### [Selected text]
+-------+
# Torque Modified - revisited



## TSM (Oct 8, 2013)

Back at the end of last year, I got myself a Torque from SimpleShot and modified it a little to more suit my shooting style (http://slingshotforum.com/topic/39751-torque-modified/). Well, I've gone and modified a bit more. This time I want to add some flipclips and round out the finger/thumb supports.















Since the frame is thinner than 3/4", I had to shorten the post on the clips and grind down the screw on the front side. And since the tube holes in the Torque are bigger than the flipclip posts, I added a few wraps of good 'ol duct tape to fill the space.















It's not gonna win any beauty contests, but I gotta say, It gets the job done. All work done with a Dremel tool using a cutoff wheel and 80 grit drum sander.


----------



## Byudzai (Aug 31, 2013)

I wonder if you could mod that bad boy into a top slot design and be done with all moving parts


----------



## TSM (Oct 8, 2013)

That's a task for a steadier hand than mine. Care to give it a try?


----------



## Lee Silva (Feb 9, 2013)

Byudzai said:


> I wonder if you could mod that bad boy into a top slot design and be done with all moving parts


I say hellz yes, big B! With minor modification to the target side of the fork, and the flipclip (also modified, or custom built) making up the other side of the slot! Do it right and you should be able to wrap and tuck if need be (w/o the clip), Use as a top slot, and use as flip clipped fork! Dooo it brother!!! If you need a torque, I'll send you mine!


----------



## carboncopy (Jan 14, 2014)

Very nice!


----------



## SimpleShot (Aug 30, 2012)

Great mod! Yet again


----------



## Imperial (Feb 9, 2011)

someone should try building up the girth of the handle by dipping it in some plasti dip.


----------



## Wingshooter (Dec 24, 2009)

Piece of cake. It does stop that occasional hand slap that you get with OTT.


----------



## Rok Makovec (Oct 22, 2018)

O wish i'd had a Torque but SimpleShot charges to mutch for shiping to Europe.


----------
+-------+
### [Listed entries]
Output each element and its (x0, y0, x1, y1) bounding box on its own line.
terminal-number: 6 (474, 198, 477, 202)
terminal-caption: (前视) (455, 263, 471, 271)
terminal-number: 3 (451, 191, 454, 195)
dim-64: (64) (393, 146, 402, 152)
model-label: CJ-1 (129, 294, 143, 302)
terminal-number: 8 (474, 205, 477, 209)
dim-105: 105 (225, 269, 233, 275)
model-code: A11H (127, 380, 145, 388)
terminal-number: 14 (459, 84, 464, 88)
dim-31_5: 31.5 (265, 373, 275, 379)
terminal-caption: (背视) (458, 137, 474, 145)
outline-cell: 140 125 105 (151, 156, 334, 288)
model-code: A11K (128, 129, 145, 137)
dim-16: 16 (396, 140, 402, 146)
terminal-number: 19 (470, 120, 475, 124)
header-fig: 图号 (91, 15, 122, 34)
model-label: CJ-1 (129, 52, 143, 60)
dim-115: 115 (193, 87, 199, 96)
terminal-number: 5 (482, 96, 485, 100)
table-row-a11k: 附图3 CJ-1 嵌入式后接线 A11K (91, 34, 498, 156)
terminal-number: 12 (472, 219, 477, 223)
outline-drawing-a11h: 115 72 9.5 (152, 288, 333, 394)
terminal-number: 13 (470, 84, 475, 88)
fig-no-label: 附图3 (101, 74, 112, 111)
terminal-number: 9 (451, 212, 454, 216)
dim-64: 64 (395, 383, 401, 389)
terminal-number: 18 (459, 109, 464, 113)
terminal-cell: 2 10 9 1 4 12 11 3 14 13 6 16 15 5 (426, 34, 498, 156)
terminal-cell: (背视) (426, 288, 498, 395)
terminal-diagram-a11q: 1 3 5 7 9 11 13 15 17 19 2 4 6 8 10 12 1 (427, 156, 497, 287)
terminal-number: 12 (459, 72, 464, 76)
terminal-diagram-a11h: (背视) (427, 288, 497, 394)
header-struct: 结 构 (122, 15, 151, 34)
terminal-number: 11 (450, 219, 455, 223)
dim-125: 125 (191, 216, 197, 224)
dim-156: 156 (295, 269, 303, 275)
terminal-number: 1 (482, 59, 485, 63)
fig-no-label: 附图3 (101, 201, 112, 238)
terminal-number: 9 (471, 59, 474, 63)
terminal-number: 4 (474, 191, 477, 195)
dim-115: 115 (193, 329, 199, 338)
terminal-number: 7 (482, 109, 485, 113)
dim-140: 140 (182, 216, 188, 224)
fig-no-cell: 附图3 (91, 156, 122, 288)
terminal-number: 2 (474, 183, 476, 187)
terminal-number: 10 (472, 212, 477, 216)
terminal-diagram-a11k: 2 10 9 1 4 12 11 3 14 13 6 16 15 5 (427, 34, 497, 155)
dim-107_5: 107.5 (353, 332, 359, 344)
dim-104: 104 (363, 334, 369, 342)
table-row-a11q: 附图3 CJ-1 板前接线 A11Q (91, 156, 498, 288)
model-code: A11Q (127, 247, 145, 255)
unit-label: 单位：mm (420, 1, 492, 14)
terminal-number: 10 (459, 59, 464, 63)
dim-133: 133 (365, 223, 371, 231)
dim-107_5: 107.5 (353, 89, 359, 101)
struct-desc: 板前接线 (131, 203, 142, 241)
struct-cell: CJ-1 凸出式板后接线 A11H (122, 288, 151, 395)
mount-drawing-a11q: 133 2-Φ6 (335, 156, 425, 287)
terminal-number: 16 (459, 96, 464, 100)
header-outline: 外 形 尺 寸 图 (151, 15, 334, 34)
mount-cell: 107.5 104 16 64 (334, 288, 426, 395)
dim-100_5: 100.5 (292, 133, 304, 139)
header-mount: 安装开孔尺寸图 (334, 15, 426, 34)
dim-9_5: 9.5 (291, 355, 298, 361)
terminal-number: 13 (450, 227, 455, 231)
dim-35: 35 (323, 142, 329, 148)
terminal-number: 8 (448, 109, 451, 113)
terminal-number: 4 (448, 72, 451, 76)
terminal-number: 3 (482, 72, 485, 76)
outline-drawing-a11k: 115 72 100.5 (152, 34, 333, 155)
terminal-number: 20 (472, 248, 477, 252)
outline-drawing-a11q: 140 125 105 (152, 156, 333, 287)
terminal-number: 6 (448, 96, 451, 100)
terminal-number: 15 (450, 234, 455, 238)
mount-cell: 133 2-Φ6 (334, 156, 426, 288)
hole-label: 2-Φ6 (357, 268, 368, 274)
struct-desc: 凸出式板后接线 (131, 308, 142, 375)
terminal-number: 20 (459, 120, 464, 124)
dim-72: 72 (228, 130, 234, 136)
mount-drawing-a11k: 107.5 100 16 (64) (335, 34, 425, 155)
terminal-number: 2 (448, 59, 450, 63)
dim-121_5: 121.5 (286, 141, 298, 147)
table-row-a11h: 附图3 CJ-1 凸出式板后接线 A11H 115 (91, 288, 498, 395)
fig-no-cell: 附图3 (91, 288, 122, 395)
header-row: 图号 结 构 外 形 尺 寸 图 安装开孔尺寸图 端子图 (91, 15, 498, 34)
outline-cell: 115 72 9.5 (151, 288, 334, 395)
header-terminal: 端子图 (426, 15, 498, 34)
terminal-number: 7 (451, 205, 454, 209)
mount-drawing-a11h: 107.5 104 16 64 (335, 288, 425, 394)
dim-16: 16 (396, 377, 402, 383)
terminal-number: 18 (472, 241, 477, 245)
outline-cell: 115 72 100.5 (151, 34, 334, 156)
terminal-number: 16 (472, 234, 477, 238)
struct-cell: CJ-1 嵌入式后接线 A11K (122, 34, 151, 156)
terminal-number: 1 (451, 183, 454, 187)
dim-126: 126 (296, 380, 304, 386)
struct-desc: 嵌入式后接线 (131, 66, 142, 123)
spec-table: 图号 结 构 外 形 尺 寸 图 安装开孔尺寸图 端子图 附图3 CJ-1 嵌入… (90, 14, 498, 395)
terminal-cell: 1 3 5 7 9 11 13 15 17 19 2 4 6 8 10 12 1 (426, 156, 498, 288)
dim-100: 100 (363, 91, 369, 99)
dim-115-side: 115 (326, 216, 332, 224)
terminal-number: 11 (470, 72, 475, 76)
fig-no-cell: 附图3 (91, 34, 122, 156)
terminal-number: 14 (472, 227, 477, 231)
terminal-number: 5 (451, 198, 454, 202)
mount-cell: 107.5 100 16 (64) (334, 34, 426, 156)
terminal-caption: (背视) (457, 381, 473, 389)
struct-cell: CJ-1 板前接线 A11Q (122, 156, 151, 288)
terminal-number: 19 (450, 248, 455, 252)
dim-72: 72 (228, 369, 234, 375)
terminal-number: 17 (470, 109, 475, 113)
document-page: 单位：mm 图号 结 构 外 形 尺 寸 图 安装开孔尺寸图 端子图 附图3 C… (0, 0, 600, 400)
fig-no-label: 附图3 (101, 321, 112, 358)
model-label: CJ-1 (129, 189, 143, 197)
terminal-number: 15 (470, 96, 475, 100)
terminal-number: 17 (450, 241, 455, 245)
+-------+
### [Exercise brief]
Duplicate the part of the Torque mod thread above starting at "## Wingshooter (Dec" and ending at "shiping to Europe.".

### [Correct output]
## Wingshooter (Dec 24, 2009)

Piece of cake. It does stop that occasional hand slap that you get with OTT.


----------



## Rok Makovec (Oct 22, 2018)

O wish i'd had a Torque but SimpleShot charges to mutch for shiping to Europe.